● **Set task 1**:
Count the lines in the listing that contain the string "people", and reply with only that number.
● **Set task 2**:
Extend the obituary of Maurice T. Brackbill, starting after its final sentence.

** start Article **

Science in Christian Perspective
Maurice T. Brackbill
Maurice T. Brackbill, professor emeritus of mathematics at Eastern Mennonite College, died Sep. 18, 1962. Professor Brackbill was born May 11, 1891, near Lancaster, Pa., the son of Aldus and Lizzie Brackbill. He received a BA at Hesston College and a BS and MA in astronomy at the University of Virginia. He also took graduate work in astronomy at the Universities of Kansas and Michigan.
He was married to Ruth Mininger in 1932 and she preceded him in death on April 30, 1962. They had no children.
Professor Brackbill joined the faculty of Eastern Mennonite College in 1919. He taught a wide variety of courses ranging from agriculture to zoology in the fledgling institution. He was appointed head of the department which he designated Physastromath and was chairman of the Division of Natural Sciences until he suffered a stroke in Jan. 1956 which ended his teaching career. He joined the ASA in 1949 and later was elected to the grade of fellow. He served as host to the 9th convention which met on the EMC campus in 1954.
Although most of his education was in mathematics and astronomy, his special interest in literature and ability in speech was demonstrated in many ways. His reading of Dickens' "A Christmas Carol" became an annual treat to the student body. He cherished the idea that the Bible, being the word of God, possesses supreme literary quality; however his ultimate concern in the scriptures was spiritual and not merely literary. He saw beauty in mathematics, particularly geometry, and was deeply interested in the integration of scientific knowledge and the scriptures. A classroom discussion of a neat mathematical concept was often the cue for the interpretative reading of a corresponding scriptural gem.
His laboratory was a maze of intriguing wires and hand-made gadgets which aroused students' curiosity. He delighted in collecting simple toys with a lot of physics in them, such as dunking ducks, topsy-turvy tops, etc. He had little faith in ordinary toggle'switches, and being endowed with dry skin, he was unable to understand or appreciate the apprehension of many of his students at the use of open knife switches on 110 volts A. C. Because of a perennially small budget, he made much of the demonstration apparatus. The only recompense for these hundreds of hours in the shop was a sort of fierce satisfaction in having made something better and for less cost then from Cenco.
M, T. Brackbill's greatest interest in life began in 1910 when he saw Halley's comet. Of this experience he wrote in characteristic fashion, "Saw Halley's comet in the early morning beyond the barn in the southeast. Not having read the newspaper I missed the privilege of being badly frightened by the alarming news that the earth would collide with the comet. Years later I learned that the earth went through its tail but I never heard of anyone being bumped out of bed." His fascination by astronomy increased with the purchase of a 2-inch telescope in 1929. In 193o he founded the Astral Society, a student extracurricular club with six charter members. In 1934 he published the Astra-Guide, a 13 inch adjustable planisphere.
Through his persistence and charm he was able to develop astronomical facilities at the college second in the state only to those at the University of Virginia. The existence of Vesper Heights Observatory,, the Astral Hall, and associated instruments valued at over $25,000 in the frugal economy of the eastern Mennonite constituency is an amazing tribute to his ability to communicate his love of the stars to laymen.

** end Article **
** start Stored records **

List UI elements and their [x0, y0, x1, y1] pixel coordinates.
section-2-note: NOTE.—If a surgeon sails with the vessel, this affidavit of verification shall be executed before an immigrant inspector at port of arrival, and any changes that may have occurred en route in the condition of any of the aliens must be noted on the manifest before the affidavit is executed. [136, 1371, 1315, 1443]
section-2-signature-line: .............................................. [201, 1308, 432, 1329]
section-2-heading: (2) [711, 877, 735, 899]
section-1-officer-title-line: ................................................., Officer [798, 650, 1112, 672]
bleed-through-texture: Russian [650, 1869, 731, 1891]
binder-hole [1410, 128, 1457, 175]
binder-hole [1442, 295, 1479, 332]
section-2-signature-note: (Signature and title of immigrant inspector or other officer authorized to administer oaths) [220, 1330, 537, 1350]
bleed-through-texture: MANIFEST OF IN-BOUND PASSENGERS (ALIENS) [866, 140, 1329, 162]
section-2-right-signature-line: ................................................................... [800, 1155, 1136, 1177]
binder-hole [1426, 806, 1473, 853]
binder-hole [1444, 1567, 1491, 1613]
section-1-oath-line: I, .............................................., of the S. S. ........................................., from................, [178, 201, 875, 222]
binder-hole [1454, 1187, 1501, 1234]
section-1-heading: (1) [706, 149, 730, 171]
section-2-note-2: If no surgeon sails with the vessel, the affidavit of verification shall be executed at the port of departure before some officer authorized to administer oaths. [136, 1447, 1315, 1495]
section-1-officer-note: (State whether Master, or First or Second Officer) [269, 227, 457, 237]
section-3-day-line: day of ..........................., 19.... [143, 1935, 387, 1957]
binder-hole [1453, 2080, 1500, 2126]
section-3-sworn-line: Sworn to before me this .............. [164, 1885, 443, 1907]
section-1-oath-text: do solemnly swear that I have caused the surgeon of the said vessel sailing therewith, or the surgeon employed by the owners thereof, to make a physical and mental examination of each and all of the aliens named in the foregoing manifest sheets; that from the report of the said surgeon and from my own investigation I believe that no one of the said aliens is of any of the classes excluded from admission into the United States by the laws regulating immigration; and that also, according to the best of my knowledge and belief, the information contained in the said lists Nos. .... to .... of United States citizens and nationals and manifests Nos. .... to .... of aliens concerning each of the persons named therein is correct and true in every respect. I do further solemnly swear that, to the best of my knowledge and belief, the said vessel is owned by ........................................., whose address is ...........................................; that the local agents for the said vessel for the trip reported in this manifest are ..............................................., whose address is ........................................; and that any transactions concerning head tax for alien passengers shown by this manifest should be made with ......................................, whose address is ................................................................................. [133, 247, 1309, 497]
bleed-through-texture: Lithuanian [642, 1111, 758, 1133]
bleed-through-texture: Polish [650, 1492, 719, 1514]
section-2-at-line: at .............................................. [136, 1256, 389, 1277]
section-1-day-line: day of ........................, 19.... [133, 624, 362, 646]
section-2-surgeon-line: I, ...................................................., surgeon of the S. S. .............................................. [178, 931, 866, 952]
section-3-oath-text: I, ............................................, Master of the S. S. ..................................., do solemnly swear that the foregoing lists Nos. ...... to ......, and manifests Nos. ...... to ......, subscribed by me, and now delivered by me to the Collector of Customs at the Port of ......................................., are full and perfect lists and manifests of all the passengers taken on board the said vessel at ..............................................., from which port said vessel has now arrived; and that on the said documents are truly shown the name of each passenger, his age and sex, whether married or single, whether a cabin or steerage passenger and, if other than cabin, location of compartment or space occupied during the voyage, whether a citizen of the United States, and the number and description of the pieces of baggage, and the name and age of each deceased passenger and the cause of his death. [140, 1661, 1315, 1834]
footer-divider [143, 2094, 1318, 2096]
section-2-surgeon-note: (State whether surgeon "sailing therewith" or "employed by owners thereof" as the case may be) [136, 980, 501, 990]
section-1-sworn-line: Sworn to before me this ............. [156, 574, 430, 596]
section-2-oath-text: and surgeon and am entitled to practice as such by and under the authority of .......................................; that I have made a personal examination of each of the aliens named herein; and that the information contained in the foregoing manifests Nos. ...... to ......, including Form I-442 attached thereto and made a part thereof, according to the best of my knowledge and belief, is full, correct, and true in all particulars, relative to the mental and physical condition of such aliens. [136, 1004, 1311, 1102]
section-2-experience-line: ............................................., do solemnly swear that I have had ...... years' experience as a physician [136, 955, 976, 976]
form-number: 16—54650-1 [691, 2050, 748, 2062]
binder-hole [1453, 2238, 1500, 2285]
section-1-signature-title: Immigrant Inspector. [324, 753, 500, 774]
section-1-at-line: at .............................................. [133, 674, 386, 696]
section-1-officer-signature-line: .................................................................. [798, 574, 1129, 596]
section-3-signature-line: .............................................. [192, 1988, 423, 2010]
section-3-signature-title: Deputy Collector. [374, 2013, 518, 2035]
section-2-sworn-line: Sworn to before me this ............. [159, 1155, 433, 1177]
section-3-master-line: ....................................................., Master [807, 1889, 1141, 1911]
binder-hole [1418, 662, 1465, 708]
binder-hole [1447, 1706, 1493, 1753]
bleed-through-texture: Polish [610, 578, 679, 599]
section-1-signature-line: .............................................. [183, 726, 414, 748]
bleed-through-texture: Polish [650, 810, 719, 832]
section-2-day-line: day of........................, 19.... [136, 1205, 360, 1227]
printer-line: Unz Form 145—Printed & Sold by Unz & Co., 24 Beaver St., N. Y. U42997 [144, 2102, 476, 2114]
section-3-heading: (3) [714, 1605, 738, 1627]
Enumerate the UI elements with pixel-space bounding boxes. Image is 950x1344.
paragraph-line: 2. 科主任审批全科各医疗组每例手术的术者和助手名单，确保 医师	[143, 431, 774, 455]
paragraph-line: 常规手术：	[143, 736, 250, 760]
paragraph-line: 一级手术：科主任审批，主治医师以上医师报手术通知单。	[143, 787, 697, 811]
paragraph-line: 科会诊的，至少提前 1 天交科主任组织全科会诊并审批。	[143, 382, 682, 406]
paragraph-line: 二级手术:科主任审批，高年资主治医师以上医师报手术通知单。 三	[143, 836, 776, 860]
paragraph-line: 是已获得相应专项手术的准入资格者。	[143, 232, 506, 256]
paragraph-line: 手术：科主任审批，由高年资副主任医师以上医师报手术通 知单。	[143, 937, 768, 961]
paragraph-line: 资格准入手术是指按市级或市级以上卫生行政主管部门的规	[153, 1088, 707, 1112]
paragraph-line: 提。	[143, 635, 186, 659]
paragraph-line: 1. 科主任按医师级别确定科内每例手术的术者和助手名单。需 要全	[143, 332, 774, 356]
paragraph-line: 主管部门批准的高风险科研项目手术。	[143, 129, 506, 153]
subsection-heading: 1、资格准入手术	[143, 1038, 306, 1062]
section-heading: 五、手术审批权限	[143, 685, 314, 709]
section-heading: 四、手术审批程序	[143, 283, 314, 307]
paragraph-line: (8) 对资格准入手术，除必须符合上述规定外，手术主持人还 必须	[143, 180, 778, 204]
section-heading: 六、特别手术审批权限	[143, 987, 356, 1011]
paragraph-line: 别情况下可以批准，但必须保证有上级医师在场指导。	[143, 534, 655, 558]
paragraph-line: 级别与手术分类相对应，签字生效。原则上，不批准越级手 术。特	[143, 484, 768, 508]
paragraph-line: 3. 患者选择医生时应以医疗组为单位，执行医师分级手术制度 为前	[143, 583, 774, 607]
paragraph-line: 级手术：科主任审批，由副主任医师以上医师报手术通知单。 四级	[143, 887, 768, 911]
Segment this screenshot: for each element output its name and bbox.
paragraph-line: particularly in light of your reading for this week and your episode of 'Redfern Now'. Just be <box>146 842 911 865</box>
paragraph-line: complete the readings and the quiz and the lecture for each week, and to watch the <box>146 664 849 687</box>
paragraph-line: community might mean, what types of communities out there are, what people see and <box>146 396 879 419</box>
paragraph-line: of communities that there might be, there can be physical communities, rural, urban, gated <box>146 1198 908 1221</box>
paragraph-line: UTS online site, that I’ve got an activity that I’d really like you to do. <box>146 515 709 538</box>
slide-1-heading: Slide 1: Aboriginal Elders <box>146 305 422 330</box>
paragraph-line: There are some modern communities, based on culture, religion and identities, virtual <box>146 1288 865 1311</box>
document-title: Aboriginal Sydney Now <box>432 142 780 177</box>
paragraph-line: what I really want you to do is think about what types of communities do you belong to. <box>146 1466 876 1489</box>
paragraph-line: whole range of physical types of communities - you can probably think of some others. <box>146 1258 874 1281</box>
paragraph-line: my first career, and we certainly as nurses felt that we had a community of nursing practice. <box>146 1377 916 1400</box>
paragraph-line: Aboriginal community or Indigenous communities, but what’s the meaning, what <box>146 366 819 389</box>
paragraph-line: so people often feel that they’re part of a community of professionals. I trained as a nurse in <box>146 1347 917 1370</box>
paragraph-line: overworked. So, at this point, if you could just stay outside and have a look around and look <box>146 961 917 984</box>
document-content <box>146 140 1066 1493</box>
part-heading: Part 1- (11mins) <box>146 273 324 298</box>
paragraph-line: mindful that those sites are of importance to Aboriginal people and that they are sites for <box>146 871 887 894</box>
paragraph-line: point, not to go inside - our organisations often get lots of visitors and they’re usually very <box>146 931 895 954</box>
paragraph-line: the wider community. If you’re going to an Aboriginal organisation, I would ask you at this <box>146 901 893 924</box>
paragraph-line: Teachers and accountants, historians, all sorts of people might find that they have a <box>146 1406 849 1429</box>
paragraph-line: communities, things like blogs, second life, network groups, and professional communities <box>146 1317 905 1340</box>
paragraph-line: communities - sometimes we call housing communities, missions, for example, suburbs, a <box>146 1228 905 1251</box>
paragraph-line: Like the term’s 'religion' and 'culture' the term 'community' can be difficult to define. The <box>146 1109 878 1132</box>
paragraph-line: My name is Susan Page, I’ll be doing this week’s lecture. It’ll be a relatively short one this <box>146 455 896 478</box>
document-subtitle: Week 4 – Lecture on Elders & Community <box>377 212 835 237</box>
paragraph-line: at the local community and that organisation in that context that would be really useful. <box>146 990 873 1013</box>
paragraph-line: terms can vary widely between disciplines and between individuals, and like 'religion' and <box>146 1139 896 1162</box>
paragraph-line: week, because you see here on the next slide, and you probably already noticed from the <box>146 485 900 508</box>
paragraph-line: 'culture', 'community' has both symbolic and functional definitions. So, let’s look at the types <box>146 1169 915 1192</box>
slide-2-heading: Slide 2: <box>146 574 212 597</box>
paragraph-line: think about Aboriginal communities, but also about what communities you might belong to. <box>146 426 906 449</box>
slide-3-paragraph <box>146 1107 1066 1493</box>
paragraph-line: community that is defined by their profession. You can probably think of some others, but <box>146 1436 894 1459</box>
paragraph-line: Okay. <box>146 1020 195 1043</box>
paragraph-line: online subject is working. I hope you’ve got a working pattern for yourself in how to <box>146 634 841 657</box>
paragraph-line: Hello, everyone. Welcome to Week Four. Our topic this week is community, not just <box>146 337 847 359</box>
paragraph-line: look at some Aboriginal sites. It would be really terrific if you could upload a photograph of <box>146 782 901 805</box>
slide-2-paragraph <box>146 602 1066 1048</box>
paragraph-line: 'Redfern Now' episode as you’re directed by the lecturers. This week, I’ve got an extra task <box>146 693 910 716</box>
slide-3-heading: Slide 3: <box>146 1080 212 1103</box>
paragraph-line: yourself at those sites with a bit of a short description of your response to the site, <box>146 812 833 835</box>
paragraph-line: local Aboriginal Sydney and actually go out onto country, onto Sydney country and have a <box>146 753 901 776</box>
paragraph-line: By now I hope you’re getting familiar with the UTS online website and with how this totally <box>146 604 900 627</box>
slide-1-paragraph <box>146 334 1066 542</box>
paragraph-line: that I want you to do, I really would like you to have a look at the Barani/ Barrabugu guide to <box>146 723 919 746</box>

** end Stored records **

● **Written response 1**:
4

● **Written response 2**:
M. T. Brackbill was an imaginative writer, particularly in the area of popular astronomy. Among his publications are the following:Heaven and the Glory of the Sunset (Mennonite Pulishing House, Scottdale, Pa., 1924), 45 pp.
"Stars from Starrywood," YCC Series in 1948-50.
"Modern Physical Science in the Bible," JASA, Vol. 3,no.
pp. 22-27, March 1951.
"If the Stars Appeared Only One Night in a Thousand Years," The Sky, Vol. 1, no. 10, p. 15, Oct. 1937 "The Astral Society," Sky and Telescope, Vol. 2, no.
The Heavens Declare (Moody Press, Chicago, 1959), 128 pp,
Professor Brackbill was a poetic and imaginative soul. Scientific facts could not remain cold fish to him but were manifestations of the glory of God and fit subjects to be rhapsodized upon in verse. A sample of his whimsical verse is given below. He was truly a celestial citizen and his ability to transcend one's thoughts from the mundane materialistic to the glories of the heavenly will be missed by those who knew him.-Robert C. Lehman, Associate Professor of Physics, Eastern Mennonite College.
Elusive little chap it was,
For none knew if nor when
Nor what it was till Cav'ndish came
And proved that it existed,
And in the theory Dalton wrote
Its pedigree was listed.
The atom was a tiny mite
In metal, milk or lumber;
But billions, billions of the them
When Avogadro got their number.
Some said it is a sort of brick
Or tiny little ball;
But Bohr said it was onion-like
And not a brick at all.
The onion shells were little tracks
Whereon electrons sped,
"Sometimes close to the nucleus,
And sometimes not," he said.
But Hydrogen was very poor:
Electrons it had one;
But it could jump from shell to shell
And have a lot of fun,-
Unless a quantum big came 'long,-
So Bohr theorized,-
And bunted little 'lectron off
And atom onionized.
Then Uhlenbeck and Goudsmit
The atom looked within,
And claimed they saw electrons
Indulging in a spin.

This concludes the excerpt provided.